--- begin Material provided ---

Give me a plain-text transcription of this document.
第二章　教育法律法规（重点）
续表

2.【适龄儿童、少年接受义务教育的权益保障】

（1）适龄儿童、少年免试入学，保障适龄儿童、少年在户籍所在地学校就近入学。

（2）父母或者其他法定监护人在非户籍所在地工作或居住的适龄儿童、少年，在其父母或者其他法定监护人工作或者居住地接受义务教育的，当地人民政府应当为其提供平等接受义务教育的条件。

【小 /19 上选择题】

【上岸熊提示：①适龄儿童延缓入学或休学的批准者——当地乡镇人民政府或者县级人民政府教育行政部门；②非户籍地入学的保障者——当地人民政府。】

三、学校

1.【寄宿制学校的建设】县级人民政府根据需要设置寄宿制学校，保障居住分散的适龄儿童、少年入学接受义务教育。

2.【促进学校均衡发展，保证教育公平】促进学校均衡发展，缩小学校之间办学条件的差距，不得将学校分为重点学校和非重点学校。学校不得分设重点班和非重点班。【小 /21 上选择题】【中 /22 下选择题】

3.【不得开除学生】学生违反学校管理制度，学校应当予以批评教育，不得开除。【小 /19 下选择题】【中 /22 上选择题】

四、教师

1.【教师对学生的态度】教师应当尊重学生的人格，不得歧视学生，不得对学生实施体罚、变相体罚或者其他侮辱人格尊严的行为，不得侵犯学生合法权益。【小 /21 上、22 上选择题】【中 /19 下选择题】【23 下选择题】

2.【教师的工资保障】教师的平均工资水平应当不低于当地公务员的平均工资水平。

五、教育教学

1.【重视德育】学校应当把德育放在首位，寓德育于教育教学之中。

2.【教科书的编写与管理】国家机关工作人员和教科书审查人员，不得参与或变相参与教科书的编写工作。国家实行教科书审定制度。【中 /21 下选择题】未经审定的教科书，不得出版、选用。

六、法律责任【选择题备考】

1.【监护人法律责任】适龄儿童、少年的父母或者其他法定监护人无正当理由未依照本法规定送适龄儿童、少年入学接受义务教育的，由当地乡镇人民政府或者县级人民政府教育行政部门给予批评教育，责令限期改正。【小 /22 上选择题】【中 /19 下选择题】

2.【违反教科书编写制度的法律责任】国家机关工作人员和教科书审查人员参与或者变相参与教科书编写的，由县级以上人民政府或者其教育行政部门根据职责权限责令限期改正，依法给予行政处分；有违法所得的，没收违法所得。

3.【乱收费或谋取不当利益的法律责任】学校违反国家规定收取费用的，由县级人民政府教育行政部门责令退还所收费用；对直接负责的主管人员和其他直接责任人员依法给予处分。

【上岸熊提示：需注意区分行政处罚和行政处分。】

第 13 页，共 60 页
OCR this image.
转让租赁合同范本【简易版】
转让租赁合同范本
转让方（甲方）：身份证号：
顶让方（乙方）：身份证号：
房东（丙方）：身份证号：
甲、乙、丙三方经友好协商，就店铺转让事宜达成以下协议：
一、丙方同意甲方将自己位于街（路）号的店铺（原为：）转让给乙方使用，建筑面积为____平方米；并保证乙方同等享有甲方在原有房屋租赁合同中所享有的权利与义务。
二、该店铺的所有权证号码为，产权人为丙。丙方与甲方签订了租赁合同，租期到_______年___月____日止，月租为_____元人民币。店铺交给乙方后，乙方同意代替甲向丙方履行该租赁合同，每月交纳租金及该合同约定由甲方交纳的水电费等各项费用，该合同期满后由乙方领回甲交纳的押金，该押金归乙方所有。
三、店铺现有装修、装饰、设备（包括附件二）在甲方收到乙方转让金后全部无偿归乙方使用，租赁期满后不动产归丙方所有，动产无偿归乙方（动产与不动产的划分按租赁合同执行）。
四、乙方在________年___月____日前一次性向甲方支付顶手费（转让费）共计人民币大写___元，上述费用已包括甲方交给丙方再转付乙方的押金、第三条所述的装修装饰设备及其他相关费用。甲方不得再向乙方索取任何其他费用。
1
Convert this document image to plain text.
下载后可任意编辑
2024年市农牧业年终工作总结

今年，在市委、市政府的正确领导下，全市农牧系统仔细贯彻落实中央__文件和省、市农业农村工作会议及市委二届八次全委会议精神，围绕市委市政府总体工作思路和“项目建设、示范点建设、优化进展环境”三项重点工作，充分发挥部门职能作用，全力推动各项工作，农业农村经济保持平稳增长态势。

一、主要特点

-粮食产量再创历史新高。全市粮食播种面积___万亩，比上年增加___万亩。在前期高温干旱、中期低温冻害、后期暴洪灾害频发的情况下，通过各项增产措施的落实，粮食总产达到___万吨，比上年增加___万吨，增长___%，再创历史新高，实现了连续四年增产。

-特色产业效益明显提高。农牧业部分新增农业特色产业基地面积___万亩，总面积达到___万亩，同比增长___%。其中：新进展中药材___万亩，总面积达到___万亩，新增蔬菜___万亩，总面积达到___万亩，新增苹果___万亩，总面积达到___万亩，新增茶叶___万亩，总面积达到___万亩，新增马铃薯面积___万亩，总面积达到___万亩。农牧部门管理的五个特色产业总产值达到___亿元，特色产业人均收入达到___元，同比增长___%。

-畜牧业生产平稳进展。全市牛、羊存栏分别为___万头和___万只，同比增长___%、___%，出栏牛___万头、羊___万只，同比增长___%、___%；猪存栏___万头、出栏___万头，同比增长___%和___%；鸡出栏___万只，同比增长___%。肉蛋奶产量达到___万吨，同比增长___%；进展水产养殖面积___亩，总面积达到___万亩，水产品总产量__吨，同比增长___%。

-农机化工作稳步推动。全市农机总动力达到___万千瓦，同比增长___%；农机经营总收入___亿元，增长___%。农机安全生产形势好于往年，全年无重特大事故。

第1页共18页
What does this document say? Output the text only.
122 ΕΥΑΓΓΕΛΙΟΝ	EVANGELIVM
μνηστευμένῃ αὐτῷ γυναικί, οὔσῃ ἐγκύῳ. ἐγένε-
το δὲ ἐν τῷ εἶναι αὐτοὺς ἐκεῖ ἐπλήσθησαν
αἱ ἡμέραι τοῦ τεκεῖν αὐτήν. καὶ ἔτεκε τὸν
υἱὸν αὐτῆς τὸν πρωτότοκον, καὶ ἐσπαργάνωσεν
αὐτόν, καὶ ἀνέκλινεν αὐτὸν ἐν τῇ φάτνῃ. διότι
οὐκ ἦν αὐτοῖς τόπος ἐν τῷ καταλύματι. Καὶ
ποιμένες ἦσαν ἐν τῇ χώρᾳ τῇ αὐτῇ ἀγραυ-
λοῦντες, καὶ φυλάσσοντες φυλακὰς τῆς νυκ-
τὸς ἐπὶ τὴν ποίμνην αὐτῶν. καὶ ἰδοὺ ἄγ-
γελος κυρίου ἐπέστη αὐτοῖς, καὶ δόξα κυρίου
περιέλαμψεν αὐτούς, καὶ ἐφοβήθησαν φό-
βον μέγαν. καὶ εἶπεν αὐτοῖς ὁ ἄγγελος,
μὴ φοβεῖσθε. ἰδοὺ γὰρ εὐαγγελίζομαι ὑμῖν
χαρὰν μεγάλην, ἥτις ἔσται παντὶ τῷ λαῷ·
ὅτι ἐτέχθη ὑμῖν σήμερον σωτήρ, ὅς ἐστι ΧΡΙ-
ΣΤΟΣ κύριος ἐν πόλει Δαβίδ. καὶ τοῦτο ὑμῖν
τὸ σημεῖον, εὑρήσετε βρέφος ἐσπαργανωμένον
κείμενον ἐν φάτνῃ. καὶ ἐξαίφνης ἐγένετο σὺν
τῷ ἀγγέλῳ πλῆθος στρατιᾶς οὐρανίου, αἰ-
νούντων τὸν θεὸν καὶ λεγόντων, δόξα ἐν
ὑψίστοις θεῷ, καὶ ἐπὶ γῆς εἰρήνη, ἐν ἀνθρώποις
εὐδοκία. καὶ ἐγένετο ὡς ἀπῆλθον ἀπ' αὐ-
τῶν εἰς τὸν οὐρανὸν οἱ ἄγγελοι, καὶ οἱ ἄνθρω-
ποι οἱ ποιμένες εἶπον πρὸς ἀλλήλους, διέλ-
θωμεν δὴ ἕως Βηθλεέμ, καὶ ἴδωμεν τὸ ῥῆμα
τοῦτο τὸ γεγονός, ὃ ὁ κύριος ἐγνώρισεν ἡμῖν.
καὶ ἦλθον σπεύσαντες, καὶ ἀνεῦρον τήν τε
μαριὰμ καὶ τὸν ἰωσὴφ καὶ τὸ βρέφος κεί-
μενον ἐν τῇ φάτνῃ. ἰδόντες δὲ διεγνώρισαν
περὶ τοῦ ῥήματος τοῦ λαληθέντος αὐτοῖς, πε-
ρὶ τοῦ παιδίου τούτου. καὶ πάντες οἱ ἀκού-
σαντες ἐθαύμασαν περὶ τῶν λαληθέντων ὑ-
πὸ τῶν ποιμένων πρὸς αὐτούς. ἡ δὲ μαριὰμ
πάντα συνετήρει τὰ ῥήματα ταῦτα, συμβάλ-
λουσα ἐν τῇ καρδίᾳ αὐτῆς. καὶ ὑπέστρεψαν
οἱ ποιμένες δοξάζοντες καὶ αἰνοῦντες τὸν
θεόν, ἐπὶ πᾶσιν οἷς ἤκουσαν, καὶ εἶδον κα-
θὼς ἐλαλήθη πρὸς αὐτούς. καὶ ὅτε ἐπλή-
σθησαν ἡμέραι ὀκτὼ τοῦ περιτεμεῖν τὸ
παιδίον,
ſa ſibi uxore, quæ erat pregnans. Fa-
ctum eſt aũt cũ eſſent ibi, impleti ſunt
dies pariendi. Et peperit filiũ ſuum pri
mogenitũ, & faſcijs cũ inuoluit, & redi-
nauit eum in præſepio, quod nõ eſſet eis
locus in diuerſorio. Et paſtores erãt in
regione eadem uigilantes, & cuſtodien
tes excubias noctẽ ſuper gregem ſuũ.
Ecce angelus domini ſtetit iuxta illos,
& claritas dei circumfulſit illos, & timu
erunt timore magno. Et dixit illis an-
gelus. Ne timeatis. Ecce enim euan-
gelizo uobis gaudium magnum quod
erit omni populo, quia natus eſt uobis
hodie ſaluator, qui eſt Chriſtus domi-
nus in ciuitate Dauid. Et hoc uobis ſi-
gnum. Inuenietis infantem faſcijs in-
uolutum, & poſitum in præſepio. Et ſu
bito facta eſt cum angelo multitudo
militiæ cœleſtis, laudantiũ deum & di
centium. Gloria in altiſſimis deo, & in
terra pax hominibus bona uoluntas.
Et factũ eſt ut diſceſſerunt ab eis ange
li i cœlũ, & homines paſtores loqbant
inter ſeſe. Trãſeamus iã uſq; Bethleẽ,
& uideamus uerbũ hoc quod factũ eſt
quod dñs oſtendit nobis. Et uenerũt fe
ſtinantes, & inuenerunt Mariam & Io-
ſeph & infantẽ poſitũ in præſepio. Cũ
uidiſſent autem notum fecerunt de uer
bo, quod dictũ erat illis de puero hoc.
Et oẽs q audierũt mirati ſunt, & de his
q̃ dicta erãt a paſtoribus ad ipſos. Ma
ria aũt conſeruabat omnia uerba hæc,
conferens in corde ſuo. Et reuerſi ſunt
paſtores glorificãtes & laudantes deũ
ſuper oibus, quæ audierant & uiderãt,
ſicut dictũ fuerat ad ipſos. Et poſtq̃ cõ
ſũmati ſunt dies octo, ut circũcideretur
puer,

--- end Material provided ---

> _Stated problem_: Tally up the lines in the records containing the word "document", then give the count and nothing else.

> _Result for this task_: 3